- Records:
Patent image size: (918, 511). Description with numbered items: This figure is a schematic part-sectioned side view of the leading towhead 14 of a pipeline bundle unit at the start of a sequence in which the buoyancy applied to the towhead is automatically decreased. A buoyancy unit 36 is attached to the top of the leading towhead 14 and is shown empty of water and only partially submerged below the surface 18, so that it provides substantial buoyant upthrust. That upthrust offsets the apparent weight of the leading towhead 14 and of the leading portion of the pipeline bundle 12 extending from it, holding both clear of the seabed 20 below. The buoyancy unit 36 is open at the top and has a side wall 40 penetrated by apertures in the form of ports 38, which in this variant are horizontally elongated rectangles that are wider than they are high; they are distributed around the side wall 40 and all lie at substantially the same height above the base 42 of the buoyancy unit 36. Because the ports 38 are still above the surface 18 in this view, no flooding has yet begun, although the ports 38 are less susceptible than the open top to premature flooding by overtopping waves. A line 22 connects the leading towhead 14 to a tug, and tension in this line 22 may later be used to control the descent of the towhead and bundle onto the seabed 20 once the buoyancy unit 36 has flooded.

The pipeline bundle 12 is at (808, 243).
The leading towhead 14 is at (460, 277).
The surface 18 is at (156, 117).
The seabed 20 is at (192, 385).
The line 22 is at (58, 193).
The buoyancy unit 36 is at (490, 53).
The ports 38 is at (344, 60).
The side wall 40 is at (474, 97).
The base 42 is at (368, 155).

- Exercise aim: Rewrite the entries above as a numbered list, omitting any blank lines.

- Answer to this problem:
1. Patent image size: (918, 511). Description with numbered items: This figure is a schematic part-sectioned side view of the leading towhead 14 of a pipeline bundle unit at the start of a sequence in which the buoyancy applied to the towhead is automatically decreased. A buoyancy unit 36 is attached to the top of the leading towhead 14 and is shown empty of water and only partially submerged below the surface 18, so that it provides substantial buoyant upthrust. That upthrust offsets the apparent weight of the leading towhead 14 and of the leading portion of the pipeline bundle 12 extending from it, holding both clear of the seabed 20 below. The buoyancy unit 36 is open at the top and has a side wall 40 penetrated by apertures in the form of ports 38, which in this variant are horizontally elongated rectangles that are wider than they are high; they are distributed around the side wall 40 and all lie at substantially the same height above the base 42 of the buoyancy unit 36. Because the ports 38 are still above the surface 18 in this view, no flooding has yet begun, although the ports 38 are less susceptible than the open top to premature flooding by overtopping waves. A line 22 connects the leading towhead 14 to a tug, and tension in this line 22 may later be used to control the descent of the towhead and bundle onto the seabed 20 once the buoyancy unit 36 has flooded.
2. The pipeline bundle 12 is at (808, 243).
3. The leading towhead 14 is at (460, 277).
4. The surface 18 is at (156, 117).
5. The seabed 20 is at (192, 385).
6. The line 22 is at (58, 193).
7. The buoyancy unit 36 is at (490, 53).
8. The ports 38 is at (344, 60).
9. The side wall 40 is at (474, 97).
10. The base 42 is at (368, 155).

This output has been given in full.